Records provided →
_____

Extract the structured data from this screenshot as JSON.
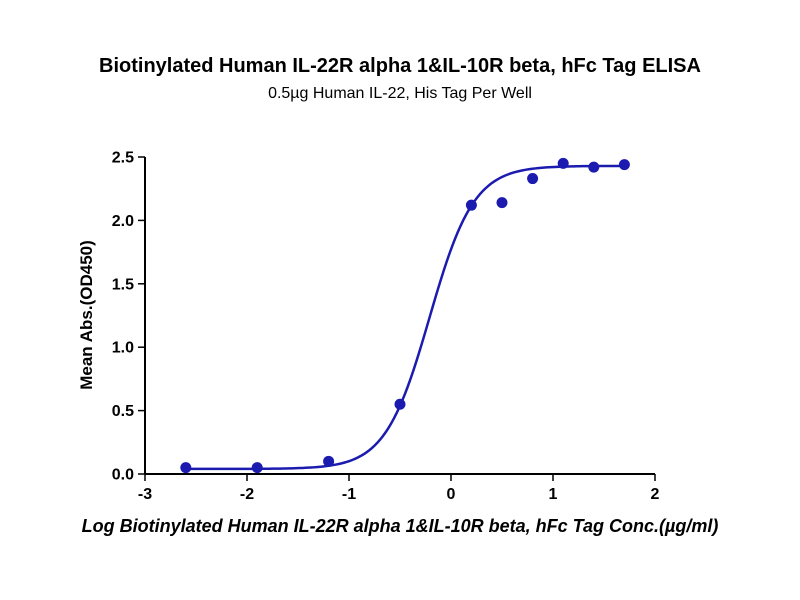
{
  "chart_data": {
    "type": "scatter",
    "title": "Biotinylated Human IL-22R alpha 1&IL-10R beta, hFc Tag ELISA",
    "subtitle": "0.5µg Human IL-22, His Tag Per Well",
    "xlabel": "Log Biotinylated Human IL-22R alpha 1&IL-10R beta, hFc Tag Conc.(µg/ml)",
    "ylabel": "Mean Abs.(OD450)",
    "xlim": [
      -3,
      2
    ],
    "ylim": [
      0,
      2.5
    ],
    "x_ticks": [
      "-3",
      "-2",
      "-1",
      "0",
      "1",
      "2"
    ],
    "x_tick_values": [
      -3,
      -2,
      -1,
      0,
      1,
      2
    ],
    "y_ticks": [
      "0.0",
      "0.5",
      "1.0",
      "1.5",
      "2.0",
      "2.5"
    ],
    "y_tick_values": [
      0,
      0.5,
      1.0,
      1.5,
      2.0,
      2.5
    ],
    "grid": false,
    "legend": "none",
    "series": [
      {
        "name": "Mean Abs.(OD450)",
        "points": [
          [
            -2.6,
            0.05
          ],
          [
            -1.9,
            0.05
          ],
          [
            -1.2,
            0.1
          ],
          [
            -0.5,
            0.55
          ],
          [
            0.2,
            2.12
          ],
          [
            0.5,
            2.14
          ],
          [
            0.8,
            2.33
          ],
          [
            1.1,
            2.45
          ],
          [
            1.4,
            2.42
          ],
          [
            1.7,
            2.44
          ]
        ]
      }
    ],
    "fit": {
      "model": "4PL-sigmoid",
      "bottom": 0.04,
      "top": 2.43,
      "logEC50": -0.21,
      "hill": 2.0,
      "x_range": [
        -2.62,
        1.72
      ]
    },
    "colors": {
      "points": "#1b1bb0",
      "curve": "#1b1bb0",
      "axis": "#000000",
      "text": "#000000"
    }
  }
}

_____

Task brief →
Extract all the data above exactly, excluding every picture.

Response for this exercise →
Extract the structured data from this screenshot as JSON.
{
  "chart_data": {
    "type": "scatter",
    "title": "Biotinylated Human IL-22R alpha 1&IL-10R beta, hFc Tag ELISA",
    "subtitle": "0.5µg Human IL-22, His Tag Per Well",
    "xlabel": "Log Biotinylated Human IL-22R alpha 1&IL-10R beta, hFc Tag Conc.(µg/ml)",
    "ylabel": "Mean Abs.(OD450)",
    "xlim": [
      -3,
      2
    ],
    "ylim": [
      0,
      2.5
    ],
    "x_ticks": [
      "-3",
      "-2",
      "-1",
      "0",
      "1",
      "2"
    ],
    "x_tick_values": [
      -3,
      -2,
      -1,
      0,
      1,
      2
    ],
    "y_ticks": [
      "0.0",
      "0.5",
      "1.0",
      "1.5",
      "2.0",
      "2.5"
    ],
    "y_tick_values": [
      0,
      0.5,
      1.0,
      1.5,
      2.0,
      2.5
    ],
    "grid": false,
    "legend": "none",
    "series": [
      {
        "name": "Mean Abs.(OD450)",
        "points": [
          [
            -2.6,
            0.05
          ],
          [
            -1.9,
            0.05
          ],
          [
            -1.2,
            0.1
          ],
          [
            -0.5,
            0.55
          ],
          [
            0.2,
            2.12
          ],
          [
            0.5,
            2.14
          ],
          [
            0.8,
            2.33
          ],
          [
            1.1,
            2.45
          ],
          [
            1.4,
            2.42
          ],
          [
            1.7,
            2.44
          ]
        ]
      }
    ],
    "fit": {
      "model": "4PL-sigmoid",
      "bottom": 0.04,
      "top": 2.43,
      "logEC50": -0.21,
      "hill": 2.0,
      "x_range": [
        -2.62,
        1.72
      ]
    },
    "colors": {
      "points": "#1b1bb0",
      "curve": "#1b1bb0",
      "axis": "#000000",
      "text": "#000000"
    }
  }
}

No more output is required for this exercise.